• RECORDS SHOWN:
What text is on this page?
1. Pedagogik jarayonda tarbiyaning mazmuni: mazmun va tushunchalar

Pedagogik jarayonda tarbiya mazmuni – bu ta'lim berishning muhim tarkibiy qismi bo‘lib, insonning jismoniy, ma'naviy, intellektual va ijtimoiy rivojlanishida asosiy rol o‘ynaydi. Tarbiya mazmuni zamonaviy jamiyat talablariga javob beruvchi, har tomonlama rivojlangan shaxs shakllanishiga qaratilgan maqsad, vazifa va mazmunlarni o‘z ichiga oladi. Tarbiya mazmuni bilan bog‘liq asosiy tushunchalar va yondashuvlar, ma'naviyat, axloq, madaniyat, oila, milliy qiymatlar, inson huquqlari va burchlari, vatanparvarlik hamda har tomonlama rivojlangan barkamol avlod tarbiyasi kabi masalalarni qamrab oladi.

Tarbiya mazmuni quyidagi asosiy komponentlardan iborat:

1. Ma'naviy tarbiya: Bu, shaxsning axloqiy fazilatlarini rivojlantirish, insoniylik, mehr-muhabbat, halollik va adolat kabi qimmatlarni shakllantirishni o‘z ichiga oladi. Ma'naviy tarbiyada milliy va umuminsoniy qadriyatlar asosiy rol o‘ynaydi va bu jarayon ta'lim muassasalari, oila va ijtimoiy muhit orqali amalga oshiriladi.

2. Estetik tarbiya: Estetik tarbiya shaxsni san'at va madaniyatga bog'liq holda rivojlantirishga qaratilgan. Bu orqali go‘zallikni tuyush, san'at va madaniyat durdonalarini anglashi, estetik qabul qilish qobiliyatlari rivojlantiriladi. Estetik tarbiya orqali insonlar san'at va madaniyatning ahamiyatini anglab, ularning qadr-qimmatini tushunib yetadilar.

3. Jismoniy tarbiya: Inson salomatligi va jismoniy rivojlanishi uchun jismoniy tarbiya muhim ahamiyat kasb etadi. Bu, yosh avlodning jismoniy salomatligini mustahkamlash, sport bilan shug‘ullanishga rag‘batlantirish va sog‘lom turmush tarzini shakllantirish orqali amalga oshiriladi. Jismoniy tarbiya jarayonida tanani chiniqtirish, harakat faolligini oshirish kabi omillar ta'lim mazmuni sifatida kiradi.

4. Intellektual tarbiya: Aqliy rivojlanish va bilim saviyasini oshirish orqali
* * *
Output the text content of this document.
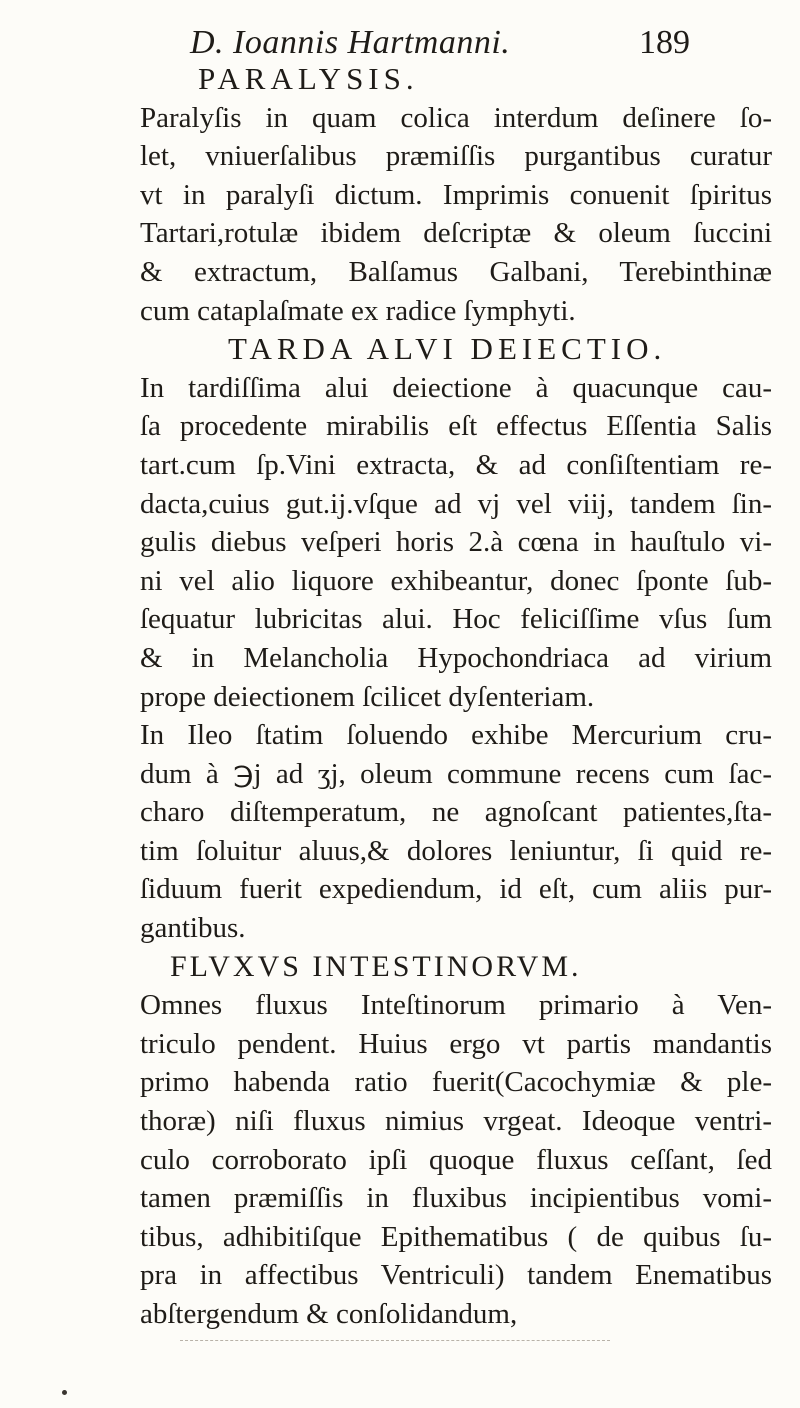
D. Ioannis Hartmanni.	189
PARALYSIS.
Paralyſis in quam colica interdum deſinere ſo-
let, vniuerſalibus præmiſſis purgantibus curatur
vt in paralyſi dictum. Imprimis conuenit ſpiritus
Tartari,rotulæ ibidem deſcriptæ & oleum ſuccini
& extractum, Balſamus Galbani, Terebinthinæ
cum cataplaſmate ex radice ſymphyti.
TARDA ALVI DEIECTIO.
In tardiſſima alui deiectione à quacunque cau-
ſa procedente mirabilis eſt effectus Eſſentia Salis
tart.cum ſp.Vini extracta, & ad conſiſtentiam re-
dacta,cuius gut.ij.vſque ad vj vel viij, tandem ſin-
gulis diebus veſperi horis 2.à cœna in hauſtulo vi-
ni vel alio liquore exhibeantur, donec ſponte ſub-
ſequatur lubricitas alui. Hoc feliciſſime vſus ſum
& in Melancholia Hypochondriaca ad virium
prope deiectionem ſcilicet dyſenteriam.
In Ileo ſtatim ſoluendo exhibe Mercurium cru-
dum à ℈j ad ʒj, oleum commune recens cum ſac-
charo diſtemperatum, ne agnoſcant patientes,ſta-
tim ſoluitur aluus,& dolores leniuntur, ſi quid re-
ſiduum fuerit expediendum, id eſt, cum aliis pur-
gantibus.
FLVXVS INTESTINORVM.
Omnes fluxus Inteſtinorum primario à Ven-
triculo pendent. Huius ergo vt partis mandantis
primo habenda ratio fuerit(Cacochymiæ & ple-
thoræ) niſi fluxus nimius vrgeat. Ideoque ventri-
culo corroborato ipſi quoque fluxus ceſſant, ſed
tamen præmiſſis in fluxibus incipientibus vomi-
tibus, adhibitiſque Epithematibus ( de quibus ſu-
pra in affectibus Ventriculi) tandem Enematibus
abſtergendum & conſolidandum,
--
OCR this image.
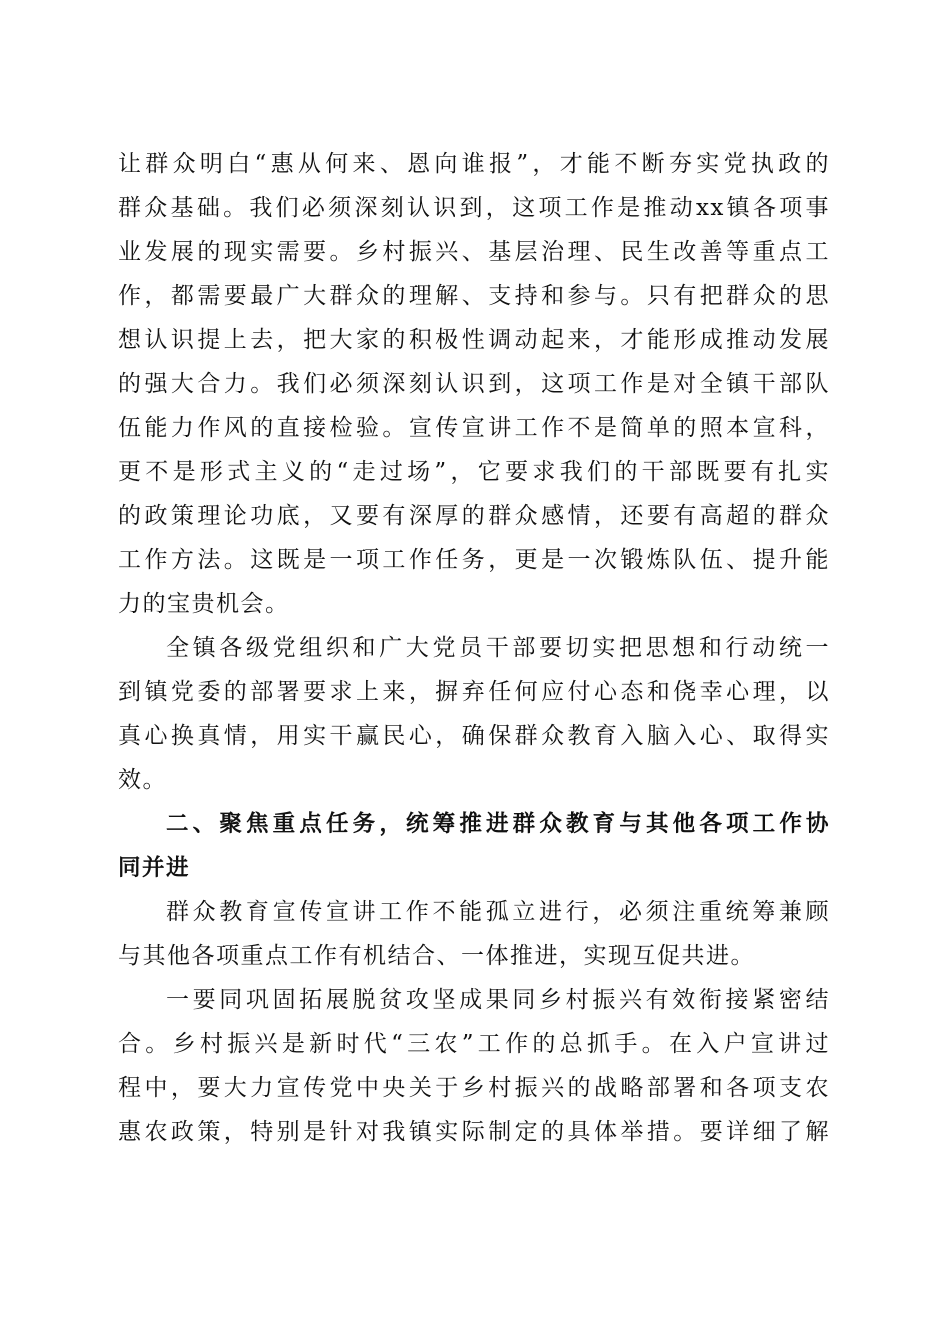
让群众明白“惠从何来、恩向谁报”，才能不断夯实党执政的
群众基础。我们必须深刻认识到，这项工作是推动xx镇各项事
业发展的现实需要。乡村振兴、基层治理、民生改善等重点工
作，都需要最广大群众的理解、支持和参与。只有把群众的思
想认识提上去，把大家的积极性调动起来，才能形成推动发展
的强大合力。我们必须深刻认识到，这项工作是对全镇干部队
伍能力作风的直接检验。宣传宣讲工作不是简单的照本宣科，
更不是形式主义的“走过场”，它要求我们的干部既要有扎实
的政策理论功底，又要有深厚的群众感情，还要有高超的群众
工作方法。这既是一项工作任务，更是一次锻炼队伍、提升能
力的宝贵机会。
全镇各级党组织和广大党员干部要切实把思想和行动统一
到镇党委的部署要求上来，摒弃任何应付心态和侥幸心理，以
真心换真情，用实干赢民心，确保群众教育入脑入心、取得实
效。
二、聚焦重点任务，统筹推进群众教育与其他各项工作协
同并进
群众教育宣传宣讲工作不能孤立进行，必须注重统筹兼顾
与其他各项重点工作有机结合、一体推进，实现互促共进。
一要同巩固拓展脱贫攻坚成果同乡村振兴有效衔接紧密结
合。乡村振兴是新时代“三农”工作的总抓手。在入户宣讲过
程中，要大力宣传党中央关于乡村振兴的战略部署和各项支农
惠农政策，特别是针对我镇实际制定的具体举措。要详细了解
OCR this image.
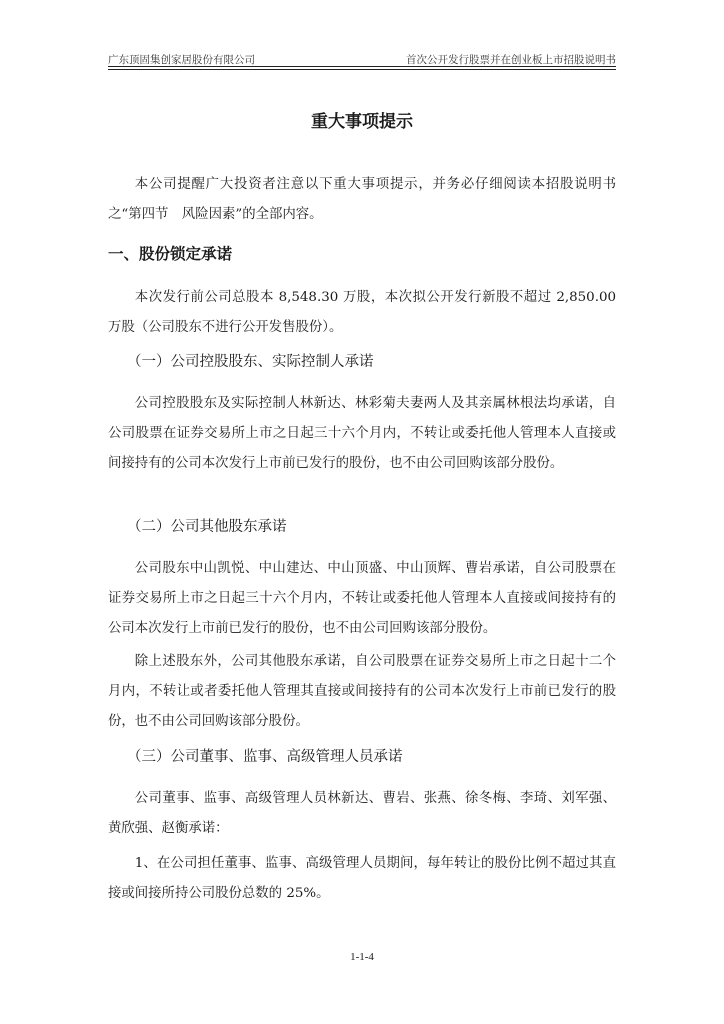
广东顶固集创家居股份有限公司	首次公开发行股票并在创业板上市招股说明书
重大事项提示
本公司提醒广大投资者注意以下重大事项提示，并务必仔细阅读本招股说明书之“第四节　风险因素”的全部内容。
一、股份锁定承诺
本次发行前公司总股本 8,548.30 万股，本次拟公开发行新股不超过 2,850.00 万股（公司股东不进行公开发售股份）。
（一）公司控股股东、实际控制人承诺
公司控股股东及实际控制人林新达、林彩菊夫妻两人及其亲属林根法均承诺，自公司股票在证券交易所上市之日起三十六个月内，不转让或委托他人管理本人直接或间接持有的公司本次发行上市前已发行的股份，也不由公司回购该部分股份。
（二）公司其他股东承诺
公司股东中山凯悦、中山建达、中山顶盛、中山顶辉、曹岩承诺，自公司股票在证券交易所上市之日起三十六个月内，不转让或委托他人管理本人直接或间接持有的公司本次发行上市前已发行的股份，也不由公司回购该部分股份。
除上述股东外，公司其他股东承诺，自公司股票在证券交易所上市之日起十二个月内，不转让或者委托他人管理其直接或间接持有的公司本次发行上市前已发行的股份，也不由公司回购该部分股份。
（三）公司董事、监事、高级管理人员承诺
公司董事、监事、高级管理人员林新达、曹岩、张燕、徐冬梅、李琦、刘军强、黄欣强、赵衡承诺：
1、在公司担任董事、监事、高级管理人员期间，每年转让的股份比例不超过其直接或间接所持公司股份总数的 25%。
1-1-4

• SET PROBLEM: Show all lines from the listing above in which "alui" appears.

• REPLY TO THE TASK:
In tardiſſima alui deiectione à quacunque cau-
ſequatur lubricitas alui. Hoc feliciſſime vſus ſum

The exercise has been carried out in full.